§ **What needs to be done**
Within this material, how many lines have the string "Видове" in them? The answer is a number, with nothing added.

§ **Provided entries**
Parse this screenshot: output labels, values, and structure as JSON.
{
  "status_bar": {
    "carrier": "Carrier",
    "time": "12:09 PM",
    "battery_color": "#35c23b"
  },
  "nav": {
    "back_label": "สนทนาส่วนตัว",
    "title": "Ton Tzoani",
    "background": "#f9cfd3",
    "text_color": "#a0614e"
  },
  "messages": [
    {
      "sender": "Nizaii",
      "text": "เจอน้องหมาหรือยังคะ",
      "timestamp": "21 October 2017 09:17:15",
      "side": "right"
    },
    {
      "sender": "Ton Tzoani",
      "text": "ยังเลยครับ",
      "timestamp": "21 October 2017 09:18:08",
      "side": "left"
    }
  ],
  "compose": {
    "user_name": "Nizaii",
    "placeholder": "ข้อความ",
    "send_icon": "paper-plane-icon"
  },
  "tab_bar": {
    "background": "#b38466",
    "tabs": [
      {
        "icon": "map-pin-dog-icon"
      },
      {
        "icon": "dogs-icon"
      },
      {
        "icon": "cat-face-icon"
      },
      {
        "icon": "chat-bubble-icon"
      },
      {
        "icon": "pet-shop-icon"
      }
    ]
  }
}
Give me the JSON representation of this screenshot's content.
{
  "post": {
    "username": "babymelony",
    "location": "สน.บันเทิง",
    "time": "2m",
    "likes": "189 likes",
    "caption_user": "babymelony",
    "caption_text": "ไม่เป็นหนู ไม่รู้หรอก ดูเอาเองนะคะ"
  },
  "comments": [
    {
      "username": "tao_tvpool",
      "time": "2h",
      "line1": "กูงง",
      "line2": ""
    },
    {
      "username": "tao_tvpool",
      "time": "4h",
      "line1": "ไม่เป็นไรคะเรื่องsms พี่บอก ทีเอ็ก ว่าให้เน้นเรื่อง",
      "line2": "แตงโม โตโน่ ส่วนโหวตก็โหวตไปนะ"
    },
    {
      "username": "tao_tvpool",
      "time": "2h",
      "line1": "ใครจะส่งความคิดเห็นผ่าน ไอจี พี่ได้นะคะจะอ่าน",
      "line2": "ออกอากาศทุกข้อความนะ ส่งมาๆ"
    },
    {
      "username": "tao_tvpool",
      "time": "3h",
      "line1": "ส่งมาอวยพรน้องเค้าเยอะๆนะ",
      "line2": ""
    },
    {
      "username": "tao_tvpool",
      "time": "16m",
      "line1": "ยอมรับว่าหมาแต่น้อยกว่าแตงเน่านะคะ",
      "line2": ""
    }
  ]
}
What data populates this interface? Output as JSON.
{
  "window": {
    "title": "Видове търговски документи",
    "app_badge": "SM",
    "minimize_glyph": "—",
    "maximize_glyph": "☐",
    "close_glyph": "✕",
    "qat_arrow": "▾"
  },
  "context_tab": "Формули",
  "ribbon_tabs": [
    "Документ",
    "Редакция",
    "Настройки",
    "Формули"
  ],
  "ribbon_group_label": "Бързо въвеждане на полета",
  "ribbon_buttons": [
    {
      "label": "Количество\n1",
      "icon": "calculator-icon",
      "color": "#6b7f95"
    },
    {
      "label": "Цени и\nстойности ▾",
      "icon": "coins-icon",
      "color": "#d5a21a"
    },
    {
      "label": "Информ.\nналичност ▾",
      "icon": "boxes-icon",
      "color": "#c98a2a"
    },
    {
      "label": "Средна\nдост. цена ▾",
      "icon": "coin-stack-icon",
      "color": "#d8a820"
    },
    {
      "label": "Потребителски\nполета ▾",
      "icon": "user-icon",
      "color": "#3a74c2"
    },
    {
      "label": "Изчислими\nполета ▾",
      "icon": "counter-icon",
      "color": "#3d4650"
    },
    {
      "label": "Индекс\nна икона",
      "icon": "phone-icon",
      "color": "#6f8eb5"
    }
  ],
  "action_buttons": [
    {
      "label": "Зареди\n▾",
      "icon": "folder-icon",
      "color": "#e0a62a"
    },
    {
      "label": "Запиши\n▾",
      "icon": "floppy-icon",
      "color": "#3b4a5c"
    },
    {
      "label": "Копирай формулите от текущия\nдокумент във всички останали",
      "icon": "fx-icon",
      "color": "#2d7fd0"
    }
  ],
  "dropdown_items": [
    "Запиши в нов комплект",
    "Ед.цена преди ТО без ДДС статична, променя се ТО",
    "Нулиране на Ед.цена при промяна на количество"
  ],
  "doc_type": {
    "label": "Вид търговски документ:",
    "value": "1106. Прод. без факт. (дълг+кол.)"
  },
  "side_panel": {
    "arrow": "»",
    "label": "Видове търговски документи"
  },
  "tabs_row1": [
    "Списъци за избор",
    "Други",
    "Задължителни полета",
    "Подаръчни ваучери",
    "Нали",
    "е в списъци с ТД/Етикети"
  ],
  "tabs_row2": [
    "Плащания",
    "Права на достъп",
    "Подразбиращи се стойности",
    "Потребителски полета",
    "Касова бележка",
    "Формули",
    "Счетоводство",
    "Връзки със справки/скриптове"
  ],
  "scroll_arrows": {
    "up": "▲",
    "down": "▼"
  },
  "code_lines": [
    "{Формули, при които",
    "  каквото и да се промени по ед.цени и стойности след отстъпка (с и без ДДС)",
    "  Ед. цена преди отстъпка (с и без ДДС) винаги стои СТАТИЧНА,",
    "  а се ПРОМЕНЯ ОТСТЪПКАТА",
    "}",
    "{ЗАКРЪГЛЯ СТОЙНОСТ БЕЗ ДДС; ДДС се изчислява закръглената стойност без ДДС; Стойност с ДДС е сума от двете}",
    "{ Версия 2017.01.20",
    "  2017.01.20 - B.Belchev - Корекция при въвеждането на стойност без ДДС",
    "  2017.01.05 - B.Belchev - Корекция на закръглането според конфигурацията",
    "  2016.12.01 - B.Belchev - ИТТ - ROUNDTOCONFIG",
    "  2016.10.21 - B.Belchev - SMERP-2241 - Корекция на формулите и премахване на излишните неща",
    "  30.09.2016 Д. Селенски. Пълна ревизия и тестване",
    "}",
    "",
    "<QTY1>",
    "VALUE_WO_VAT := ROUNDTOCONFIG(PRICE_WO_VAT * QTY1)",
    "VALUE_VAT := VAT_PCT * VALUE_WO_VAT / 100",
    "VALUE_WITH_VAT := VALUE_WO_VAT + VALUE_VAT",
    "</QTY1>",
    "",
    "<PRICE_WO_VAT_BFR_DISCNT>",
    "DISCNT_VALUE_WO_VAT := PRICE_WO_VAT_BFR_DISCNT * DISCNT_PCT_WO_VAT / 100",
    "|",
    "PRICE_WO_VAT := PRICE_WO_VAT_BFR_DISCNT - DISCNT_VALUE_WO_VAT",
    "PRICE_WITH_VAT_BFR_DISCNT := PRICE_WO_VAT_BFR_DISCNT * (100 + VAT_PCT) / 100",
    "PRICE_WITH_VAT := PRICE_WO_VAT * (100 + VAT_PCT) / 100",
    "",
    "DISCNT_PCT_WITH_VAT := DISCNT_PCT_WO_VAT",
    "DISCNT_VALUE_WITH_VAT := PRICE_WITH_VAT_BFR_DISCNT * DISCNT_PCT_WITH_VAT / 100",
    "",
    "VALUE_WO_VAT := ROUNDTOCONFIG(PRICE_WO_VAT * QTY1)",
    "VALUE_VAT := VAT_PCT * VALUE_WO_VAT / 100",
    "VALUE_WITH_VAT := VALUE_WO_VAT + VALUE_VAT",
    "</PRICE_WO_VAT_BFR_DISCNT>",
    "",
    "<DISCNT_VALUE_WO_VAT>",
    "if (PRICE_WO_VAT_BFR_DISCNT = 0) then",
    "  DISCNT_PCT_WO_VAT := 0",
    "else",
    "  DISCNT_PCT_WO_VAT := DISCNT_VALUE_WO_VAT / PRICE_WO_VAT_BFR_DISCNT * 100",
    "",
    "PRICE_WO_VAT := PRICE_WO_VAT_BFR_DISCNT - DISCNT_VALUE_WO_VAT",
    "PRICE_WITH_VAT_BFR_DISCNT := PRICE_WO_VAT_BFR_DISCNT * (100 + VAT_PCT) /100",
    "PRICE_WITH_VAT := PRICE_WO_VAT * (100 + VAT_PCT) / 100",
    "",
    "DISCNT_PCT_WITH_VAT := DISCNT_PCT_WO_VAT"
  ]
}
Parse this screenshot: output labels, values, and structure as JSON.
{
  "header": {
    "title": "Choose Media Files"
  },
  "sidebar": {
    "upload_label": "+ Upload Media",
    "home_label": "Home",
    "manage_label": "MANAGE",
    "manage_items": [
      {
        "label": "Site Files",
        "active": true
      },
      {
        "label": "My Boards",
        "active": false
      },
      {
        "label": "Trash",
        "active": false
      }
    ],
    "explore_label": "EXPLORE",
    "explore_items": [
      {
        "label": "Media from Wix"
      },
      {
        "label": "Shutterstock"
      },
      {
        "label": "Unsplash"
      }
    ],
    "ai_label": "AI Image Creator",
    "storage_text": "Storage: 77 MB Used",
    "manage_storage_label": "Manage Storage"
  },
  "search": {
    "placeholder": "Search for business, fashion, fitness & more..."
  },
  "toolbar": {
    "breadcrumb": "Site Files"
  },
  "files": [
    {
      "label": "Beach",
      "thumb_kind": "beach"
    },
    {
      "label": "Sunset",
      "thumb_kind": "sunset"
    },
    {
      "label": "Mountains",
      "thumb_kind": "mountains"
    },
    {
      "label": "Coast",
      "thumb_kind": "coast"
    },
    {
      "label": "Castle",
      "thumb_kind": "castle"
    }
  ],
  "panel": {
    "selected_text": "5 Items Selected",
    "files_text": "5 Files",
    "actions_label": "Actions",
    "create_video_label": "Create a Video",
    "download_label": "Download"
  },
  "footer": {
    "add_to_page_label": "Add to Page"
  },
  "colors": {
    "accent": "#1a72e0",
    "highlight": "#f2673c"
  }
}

§ **Response to this task**
2